# WORK TO COMPLETE
In your copy, leave out the pictures; write out all the data exactly.

# DATA TO PROCESS
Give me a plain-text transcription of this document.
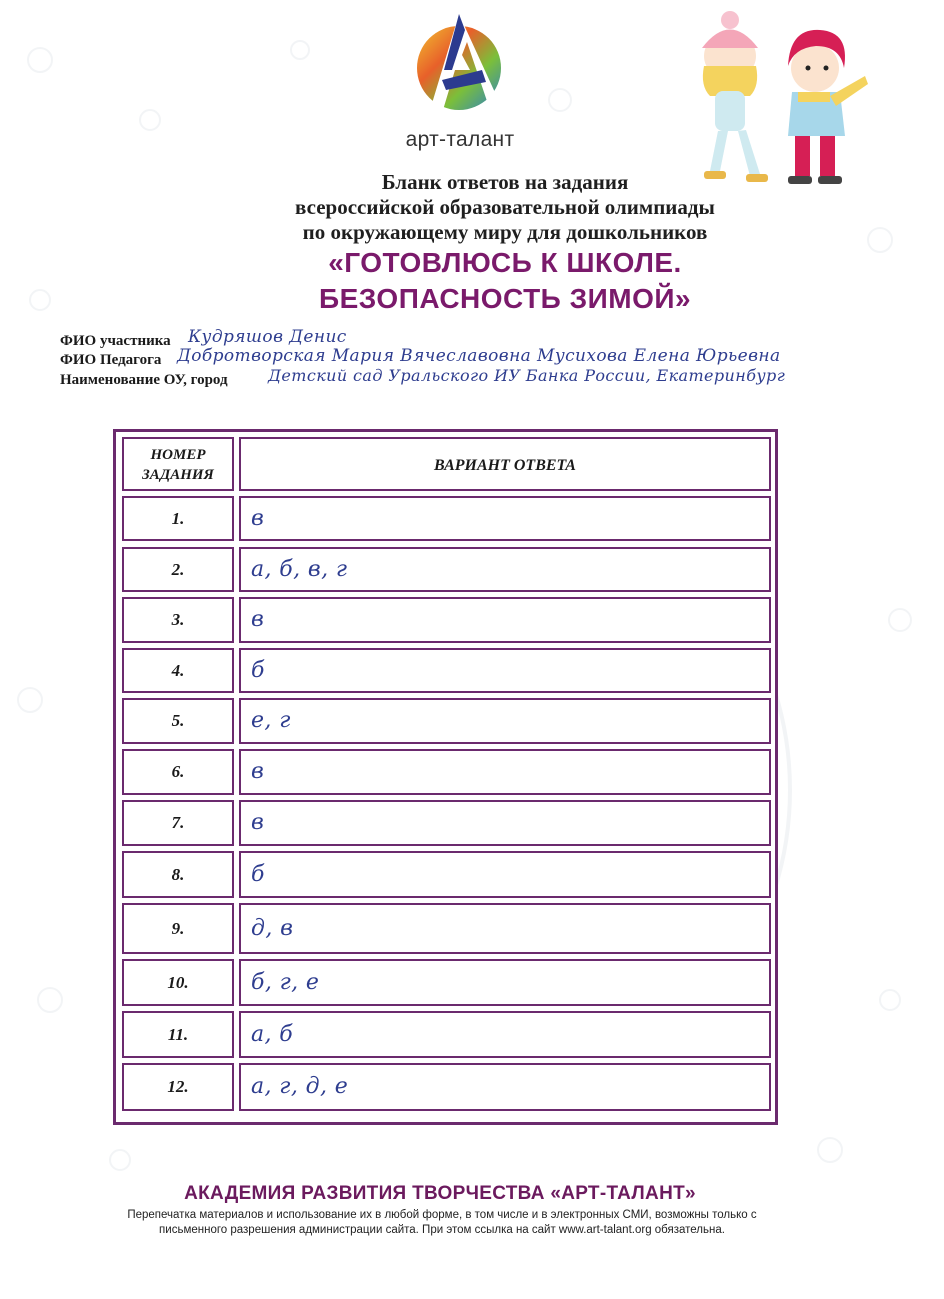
арт-талант
Бланк ответов на задания
всероссийской образовательной олимпиады
по окружающему миру для дошкольников
«ГОТОВЛЮСЬ К ШКОЛЕ.
БЕЗОПАСНОСТЬ ЗИМОЙ»
ФИО участника Кудряшов Денис
ФИО Педагога Добротворская Мария Вячеславовна Мусихова Елена Юрьевна
Наименование ОУ, город	Детский сад Уральского ИУ Банка России, Екатеринбург
НОМЕР ЗАДАНИЯ
ВАРИАНТ ОТВЕТА
1.	в
2.	а, б, в, г
3.	в
4.	б
5.	е, г
6.	в
7.	в
8.	б
9.	д, в
10.	б, г, е
11.	а, б
12.	а, г, д, е
АКАДЕМИЯ РАЗВИТИЯ ТВОРЧЕСТВА «АРТ-ТАЛАНТ»
Перепечатка материалов и использование их в любой форме, в том числе и в электронных СМИ, возможны только с
письменного разрешения администрации сайта. При этом ссылка на сайт www.art-talant.org обязательна.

# OUTPUT FOR THIS EXERCISE
Give me a plain-text transcription of this document.
арт-талант
Бланк ответов на задания
всероссийской образовательной олимпиады
по окружающему миру для дошкольников
«ГОТОВЛЮСЬ К ШКОЛЕ.
БЕЗОПАСНОСТЬ ЗИМОЙ»
ФИО участника Кудряшов Денис
ФИО Педагога Добротворская Мария Вячеславовна Мусихова Елена Юрьевна
Наименование ОУ, город	Детский сад Уральского ИУ Банка России, Екатеринбург
НОМЕР ЗАДАНИЯ
ВАРИАНТ ОТВЕТА
1.	в
2.	а, б, в, г
3.	в
4.	б
5.	е, г
6.	в
7.	в
8.	б
9.	д, в
10.	б, г, е
11.	а, б
12.	а, г, д, е
АКАДЕМИЯ РАЗВИТИЯ ТВОРЧЕСТВА «АРТ-ТАЛАНТ»
Перепечатка материалов и использование их в любой форме, в том числе и в электронных СМИ, возможны только с
письменного разрешения администрации сайта. При этом ссылка на сайт www.art-talant.org обязательна.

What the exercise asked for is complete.